• Instruction:
Reproduce all the entries exactly and keep the pictures out.

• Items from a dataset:
============================================================

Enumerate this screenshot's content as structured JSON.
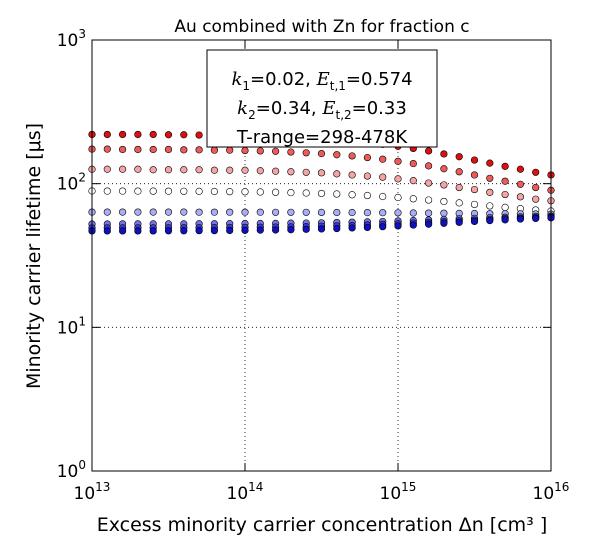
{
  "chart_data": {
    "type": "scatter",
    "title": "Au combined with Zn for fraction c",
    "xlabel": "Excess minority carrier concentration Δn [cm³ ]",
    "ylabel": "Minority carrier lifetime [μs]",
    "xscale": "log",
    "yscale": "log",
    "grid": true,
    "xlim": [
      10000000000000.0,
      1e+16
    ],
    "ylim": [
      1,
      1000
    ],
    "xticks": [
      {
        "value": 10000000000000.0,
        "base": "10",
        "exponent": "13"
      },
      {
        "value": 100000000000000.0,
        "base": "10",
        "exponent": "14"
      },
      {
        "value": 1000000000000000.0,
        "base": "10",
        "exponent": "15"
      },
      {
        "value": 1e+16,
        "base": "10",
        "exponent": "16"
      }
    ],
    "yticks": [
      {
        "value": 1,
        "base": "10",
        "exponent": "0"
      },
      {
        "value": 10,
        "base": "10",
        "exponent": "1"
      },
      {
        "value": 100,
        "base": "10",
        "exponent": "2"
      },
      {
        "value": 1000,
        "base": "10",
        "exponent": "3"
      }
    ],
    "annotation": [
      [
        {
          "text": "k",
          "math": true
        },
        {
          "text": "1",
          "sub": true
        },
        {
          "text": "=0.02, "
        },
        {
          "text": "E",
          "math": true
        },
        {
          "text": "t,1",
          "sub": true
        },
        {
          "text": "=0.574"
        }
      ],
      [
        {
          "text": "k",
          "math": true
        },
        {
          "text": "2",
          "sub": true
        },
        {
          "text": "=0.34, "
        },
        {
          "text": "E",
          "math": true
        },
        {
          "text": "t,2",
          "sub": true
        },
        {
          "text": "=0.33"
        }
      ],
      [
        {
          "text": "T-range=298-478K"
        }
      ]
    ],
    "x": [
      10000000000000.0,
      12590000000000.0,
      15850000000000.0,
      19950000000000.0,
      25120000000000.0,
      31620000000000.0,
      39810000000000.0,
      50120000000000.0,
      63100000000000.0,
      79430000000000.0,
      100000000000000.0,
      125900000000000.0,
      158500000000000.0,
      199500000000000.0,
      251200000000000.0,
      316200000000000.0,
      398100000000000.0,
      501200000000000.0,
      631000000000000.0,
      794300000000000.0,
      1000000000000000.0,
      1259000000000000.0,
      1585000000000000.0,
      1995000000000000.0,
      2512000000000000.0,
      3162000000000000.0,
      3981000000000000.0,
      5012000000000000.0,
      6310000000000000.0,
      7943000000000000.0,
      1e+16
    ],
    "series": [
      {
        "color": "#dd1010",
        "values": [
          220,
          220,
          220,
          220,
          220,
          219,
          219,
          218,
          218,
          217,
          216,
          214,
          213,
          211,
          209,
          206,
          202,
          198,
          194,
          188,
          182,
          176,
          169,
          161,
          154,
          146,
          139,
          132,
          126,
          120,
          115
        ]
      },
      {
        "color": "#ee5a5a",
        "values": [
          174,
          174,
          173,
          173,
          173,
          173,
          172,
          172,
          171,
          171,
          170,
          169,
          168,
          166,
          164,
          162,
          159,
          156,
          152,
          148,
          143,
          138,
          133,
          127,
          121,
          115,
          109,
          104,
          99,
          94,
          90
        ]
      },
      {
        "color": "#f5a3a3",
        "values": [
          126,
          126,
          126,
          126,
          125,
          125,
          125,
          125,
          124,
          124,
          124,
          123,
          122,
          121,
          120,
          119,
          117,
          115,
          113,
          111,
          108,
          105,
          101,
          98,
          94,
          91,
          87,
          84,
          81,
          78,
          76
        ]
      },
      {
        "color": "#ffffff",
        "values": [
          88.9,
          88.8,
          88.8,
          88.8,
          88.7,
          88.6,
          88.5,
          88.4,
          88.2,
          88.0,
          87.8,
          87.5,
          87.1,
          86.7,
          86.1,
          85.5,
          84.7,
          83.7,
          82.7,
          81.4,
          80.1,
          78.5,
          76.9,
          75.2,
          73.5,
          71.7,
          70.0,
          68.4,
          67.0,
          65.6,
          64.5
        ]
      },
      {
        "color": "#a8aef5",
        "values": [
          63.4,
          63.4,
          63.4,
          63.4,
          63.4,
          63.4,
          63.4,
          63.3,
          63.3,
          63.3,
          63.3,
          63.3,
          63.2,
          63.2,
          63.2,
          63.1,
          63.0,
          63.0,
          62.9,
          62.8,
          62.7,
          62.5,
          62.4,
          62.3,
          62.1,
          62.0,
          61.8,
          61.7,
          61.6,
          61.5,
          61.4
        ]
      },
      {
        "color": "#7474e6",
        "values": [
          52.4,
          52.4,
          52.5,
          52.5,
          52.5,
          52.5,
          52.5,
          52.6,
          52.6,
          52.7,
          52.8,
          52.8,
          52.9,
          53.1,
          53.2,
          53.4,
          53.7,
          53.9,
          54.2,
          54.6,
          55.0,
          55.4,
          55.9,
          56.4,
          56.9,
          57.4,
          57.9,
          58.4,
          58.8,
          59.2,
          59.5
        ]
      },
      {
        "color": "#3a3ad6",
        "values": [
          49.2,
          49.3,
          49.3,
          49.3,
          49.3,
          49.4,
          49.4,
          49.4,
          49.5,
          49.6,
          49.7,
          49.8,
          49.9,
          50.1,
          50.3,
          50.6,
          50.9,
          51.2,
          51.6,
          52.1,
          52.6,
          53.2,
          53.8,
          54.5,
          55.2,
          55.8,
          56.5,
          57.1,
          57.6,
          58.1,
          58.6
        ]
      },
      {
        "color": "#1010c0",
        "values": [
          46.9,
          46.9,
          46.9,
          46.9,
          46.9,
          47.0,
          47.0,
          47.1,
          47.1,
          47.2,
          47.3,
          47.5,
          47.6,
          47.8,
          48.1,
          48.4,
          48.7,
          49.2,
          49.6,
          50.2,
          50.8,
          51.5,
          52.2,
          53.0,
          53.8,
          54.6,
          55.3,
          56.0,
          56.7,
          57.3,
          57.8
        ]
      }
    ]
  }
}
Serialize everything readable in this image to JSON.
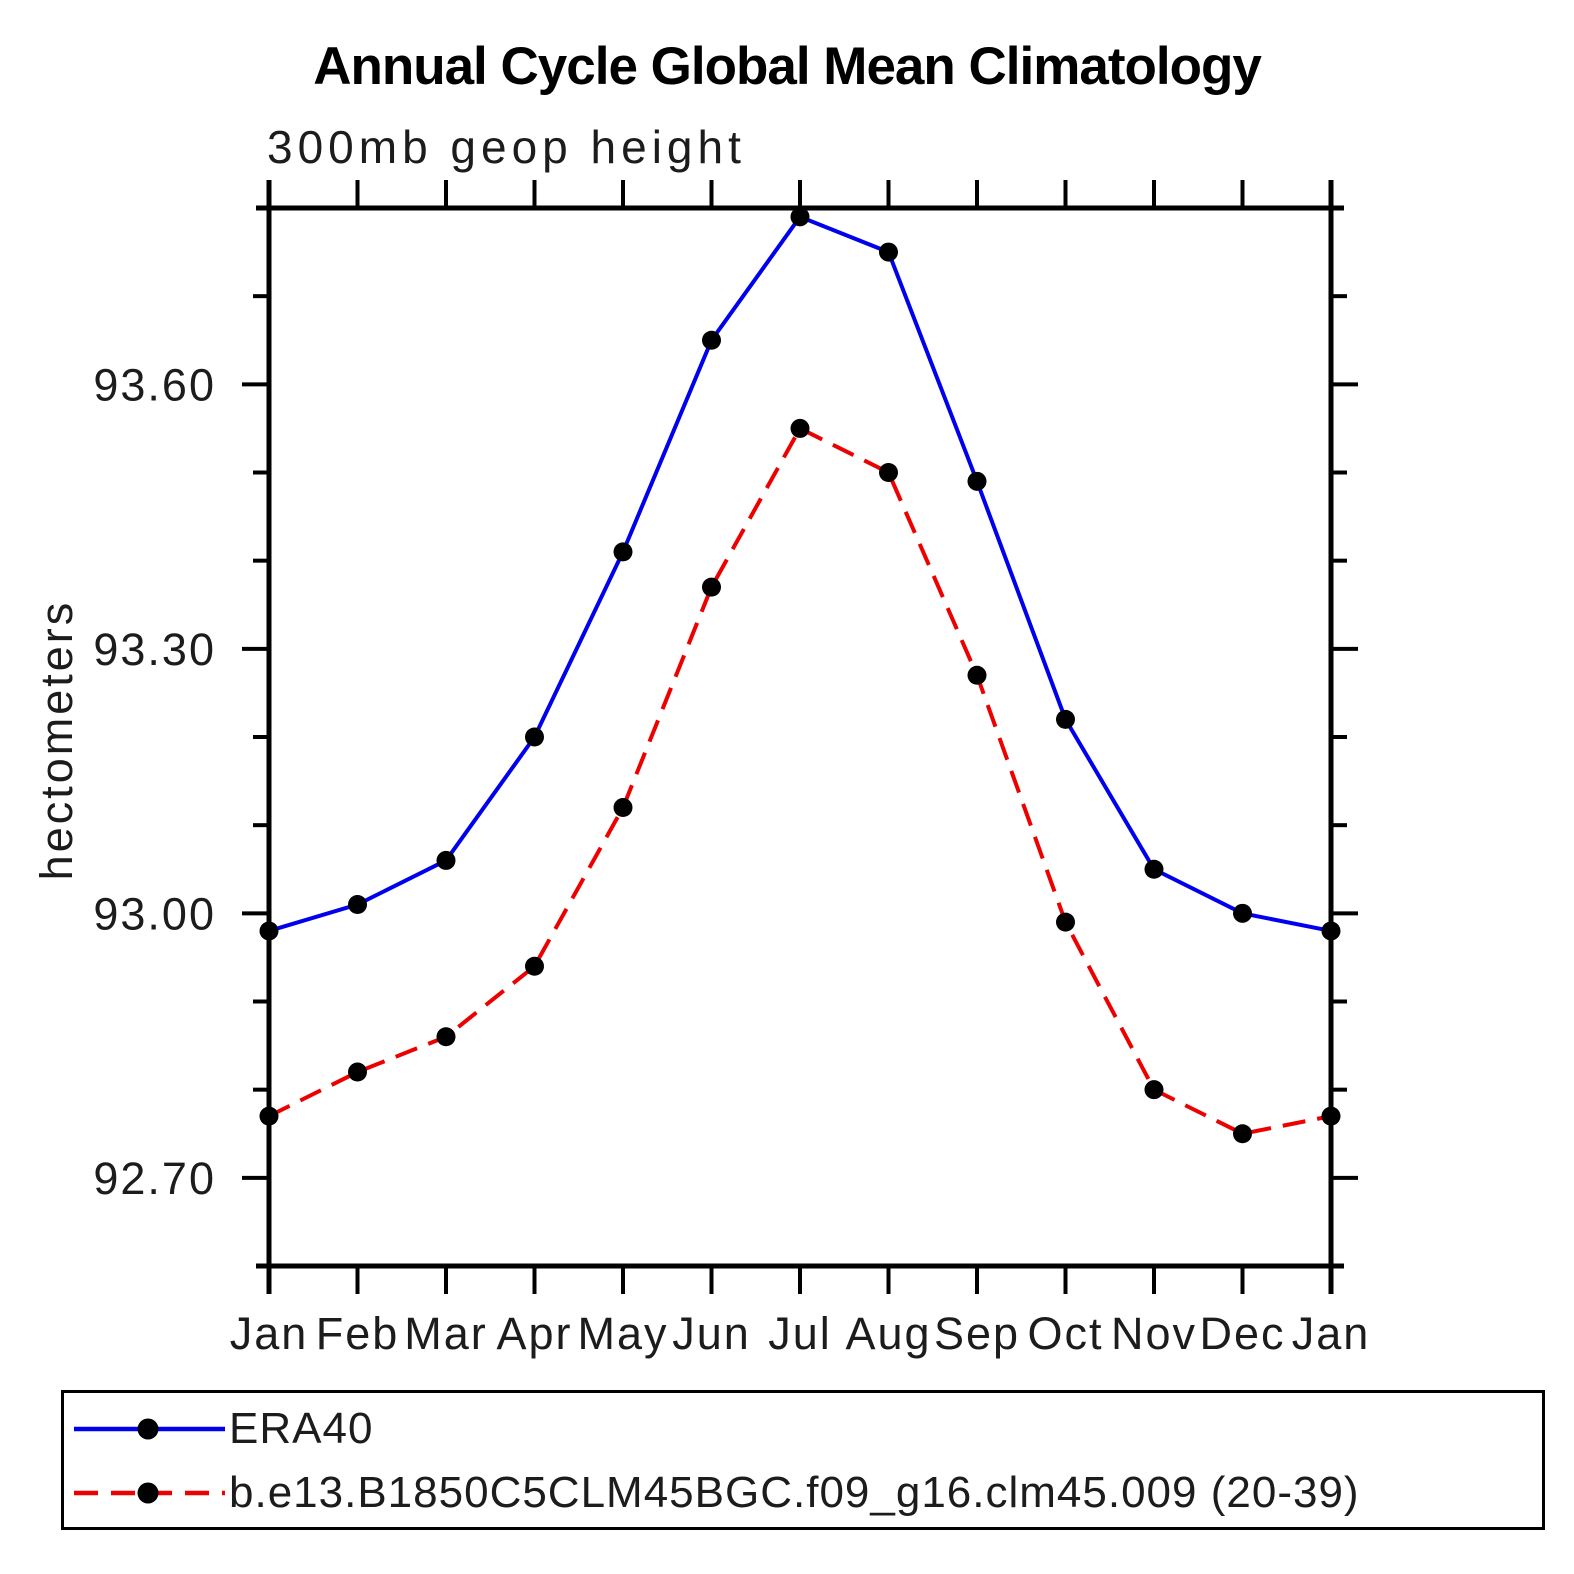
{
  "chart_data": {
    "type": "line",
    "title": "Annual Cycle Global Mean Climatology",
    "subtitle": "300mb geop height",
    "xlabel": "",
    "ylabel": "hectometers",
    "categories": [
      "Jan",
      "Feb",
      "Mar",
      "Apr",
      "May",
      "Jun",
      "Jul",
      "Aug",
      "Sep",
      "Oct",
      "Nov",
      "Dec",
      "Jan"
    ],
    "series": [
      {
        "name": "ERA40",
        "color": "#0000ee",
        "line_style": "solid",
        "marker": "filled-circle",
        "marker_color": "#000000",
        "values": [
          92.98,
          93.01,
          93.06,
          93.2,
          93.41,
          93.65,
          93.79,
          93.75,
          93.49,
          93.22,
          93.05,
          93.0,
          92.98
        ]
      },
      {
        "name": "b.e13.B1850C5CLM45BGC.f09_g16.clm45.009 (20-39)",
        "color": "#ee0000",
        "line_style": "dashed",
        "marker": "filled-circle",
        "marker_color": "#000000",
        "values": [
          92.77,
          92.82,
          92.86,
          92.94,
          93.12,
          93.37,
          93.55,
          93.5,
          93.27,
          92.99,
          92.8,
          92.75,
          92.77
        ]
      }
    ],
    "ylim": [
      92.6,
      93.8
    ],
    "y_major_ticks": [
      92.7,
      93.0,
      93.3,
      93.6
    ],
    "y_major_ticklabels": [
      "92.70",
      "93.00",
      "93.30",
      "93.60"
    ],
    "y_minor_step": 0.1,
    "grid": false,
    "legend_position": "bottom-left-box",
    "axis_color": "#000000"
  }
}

============================================================

• Complete answer:
Enumerate this screenshot's content as structured JSON.
{
  "chart_data": {
    "type": "scatter",
    "title": "Au combined with Zn for fraction c",
    "xlabel": "Excess minority carrier concentration Δn [cm³ ]",
    "ylabel": "Minority carrier lifetime [μs]",
    "xscale": "log",
    "yscale": "log",
    "grid": true,
    "xlim": [
      10000000000000.0,
      1e+16
    ],
    "ylim": [
      1,
      1000
    ],
    "xticks": [
      {
        "value": 10000000000000.0,
        "base": "10",
        "exponent": "13"
      },
      {
        "value": 100000000000000.0,
        "base": "10",
        "exponent": "14"
      },
      {
        "value": 1000000000000000.0,
        "base": "10",
        "exponent": "15"
      },
      {
        "value": 1e+16,
        "base": "10",
        "exponent": "16"
      }
    ],
    "yticks": [
      {
        "value": 1,
        "base": "10",
        "exponent": "0"
      },
      {
        "value": 10,
        "base": "10",
        "exponent": "1"
      },
      {
        "value": 100,
        "base": "10",
        "exponent": "2"
      },
      {
        "value": 1000,
        "base": "10",
        "exponent": "3"
      }
    ],
    "annotation": [
      [
        {
          "text": "k",
          "math": true
        },
        {
          "text": "1",
          "sub": true
        },
        {
          "text": "=0.02, "
        },
        {
          "text": "E",
          "math": true
        },
        {
          "text": "t,1",
          "sub": true
        },
        {
          "text": "=0.574"
        }
      ],
      [
        {
          "text": "k",
          "math": true
        },
        {
          "text": "2",
          "sub": true
        },
        {
          "text": "=0.34, "
        },
        {
          "text": "E",
          "math": true
        },
        {
          "text": "t,2",
          "sub": true
        },
        {
          "text": "=0.33"
        }
      ],
      [
        {
          "text": "T-range=298-478K"
        }
      ]
    ],
    "x": [
      10000000000000.0,
      12590000000000.0,
      15850000000000.0,
      19950000000000.0,
      25120000000000.0,
      31620000000000.0,
      39810000000000.0,
      50120000000000.0,
      63100000000000.0,
      79430000000000.0,
      100000000000000.0,
      125900000000000.0,
      158500000000000.0,
      199500000000000.0,
      251200000000000.0,
      316200000000000.0,
      398100000000000.0,
      501200000000000.0,
      631000000000000.0,
      794300000000000.0,
      1000000000000000.0,
      1259000000000000.0,
      1585000000000000.0,
      1995000000000000.0,
      2512000000000000.0,
      3162000000000000.0,
      3981000000000000.0,
      5012000000000000.0,
      6310000000000000.0,
      7943000000000000.0,
      1e+16
    ],
    "series": [
      {
        "color": "#dd1010",
        "values": [
          220,
          220,
          220,
          220,
          220,
          219,
          219,
          218,
          218,
          217,
          216,
          214,
          213,
          211,
          209,
          206,
          202,
          198,
          194,
          188,
          182,
          176,
          169,
          161,
          154,
          146,
          139,
          132,
          126,
          120,
          115
        ]
      },
      {
        "color": "#ee5a5a",
        "values": [
          174,
          174,
          173,
          173,
          173,
          173,
          172,
          172,
          171,
          171,
          170,
          169,
          168,
          166,
          164,
          162,
          159,
          156,
          152,
          148,
          143,
          138,
          133,
          127,
          121,
          115,
          109,
          104,
          99,
          94,
          90
        ]
      },
      {
        "color": "#f5a3a3",
        "values": [
          126,
          126,
          126,
          126,
          125,
          125,
          125,
          125,
          124,
          124,
          124,
          123,
          122,
          121,
          120,
          119,
          117,
          115,
          113,
          111,
          108,
          105,
          101,
          98,
          94,
          91,
          87,
          84,
          81,
          78,
          76
        ]
      },
      {
        "color": "#ffffff",
        "values": [
          88.9,
          88.8,
          88.8,
          88.8,
          88.7,
          88.6,
          88.5,
          88.4,
          88.2,
          88.0,
          87.8,
          87.5,
          87.1,
          86.7,
          86.1,
          85.5,
          84.7,
          83.7,
          82.7,
          81.4,
          80.1,
          78.5,
          76.9,
          75.2,
          73.5,
          71.7,
          70.0,
          68.4,
          67.0,
          65.6,
          64.5
        ]
      },
      {
        "color": "#a8aef5",
        "values": [
          63.4,
          63.4,
          63.4,
          63.4,
          63.4,
          63.4,
          63.4,
          63.3,
          63.3,
          63.3,
          63.3,
          63.3,
          63.2,
          63.2,
          63.2,
          63.1,
          63.0,
          63.0,
          62.9,
          62.8,
          62.7,
          62.5,
          62.4,
          62.3,
          62.1,
          62.0,
          61.8,
          61.7,
          61.6,
          61.5,
          61.4
        ]
      },
      {
        "color": "#7474e6",
        "values": [
          52.4,
          52.4,
          52.5,
          52.5,
          52.5,
          52.5,
          52.5,
          52.6,
          52.6,
          52.7,
          52.8,
          52.8,
          52.9,
          53.1,
          53.2,
          53.4,
          53.7,
          53.9,
          54.2,
          54.6,
          55.0,
          55.4,
          55.9,
          56.4,
          56.9,
          57.4,
          57.9,
          58.4,
          58.8,
          59.2,
          59.5
        ]
      },
      {
        "color": "#3a3ad6",
        "values": [
          49.2,
          49.3,
          49.3,
          49.3,
          49.3,
          49.4,
          49.4,
          49.4,
          49.5,
          49.6,
          49.7,
          49.8,
          49.9,
          50.1,
          50.3,
          50.6,
          50.9,
          51.2,
          51.6,
          52.1,
          52.6,
          53.2,
          53.8,
          54.5,
          55.2,
          55.8,
          56.5,
          57.1,
          57.6,
          58.1,
          58.6
        ]
      },
      {
        "color": "#1010c0",
        "values": [
          46.9,
          46.9,
          46.9,
          46.9,
          46.9,
          47.0,
          47.0,
          47.1,
          47.1,
          47.2,
          47.3,
          47.5,
          47.6,
          47.8,
          48.1,
          48.4,
          48.7,
          49.2,
          49.6,
          50.2,
          50.8,
          51.5,
          52.2,
          53.0,
          53.8,
          54.6,
          55.3,
          56.0,
          56.7,
          57.3,
          57.8
        ]
      }
    ]
  }
}
Serialize everything readable in this image to JSON.
{
  "chart_data": {
    "type": "line",
    "title": "Annual Cycle Global Mean Climatology",
    "subtitle": "300mb geop height",
    "xlabel": "",
    "ylabel": "hectometers",
    "categories": [
      "Jan",
      "Feb",
      "Mar",
      "Apr",
      "May",
      "Jun",
      "Jul",
      "Aug",
      "Sep",
      "Oct",
      "Nov",
      "Dec",
      "Jan"
    ],
    "series": [
      {
        "name": "ERA40",
        "color": "#0000ee",
        "line_style": "solid",
        "marker": "filled-circle",
        "marker_color": "#000000",
        "values": [
          92.98,
          93.01,
          93.06,
          93.2,
          93.41,
          93.65,
          93.79,
          93.75,
          93.49,
          93.22,
          93.05,
          93.0,
          92.98
        ]
      },
      {
        "name": "b.e13.B1850C5CLM45BGC.f09_g16.clm45.009 (20-39)",
        "color": "#ee0000",
        "line_style": "dashed",
        "marker": "filled-circle",
        "marker_color": "#000000",
        "values": [
          92.77,
          92.82,
          92.86,
          92.94,
          93.12,
          93.37,
          93.55,
          93.5,
          93.27,
          92.99,
          92.8,
          92.75,
          92.77
        ]
      }
    ],
    "ylim": [
      92.6,
      93.8
    ],
    "y_major_ticks": [
      92.7,
      93.0,
      93.3,
      93.6
    ],
    "y_major_ticklabels": [
      "92.70",
      "93.00",
      "93.30",
      "93.60"
    ],
    "y_minor_step": 0.1,
    "grid": false,
    "legend_position": "bottom-left-box",
    "axis_color": "#000000"
  }
}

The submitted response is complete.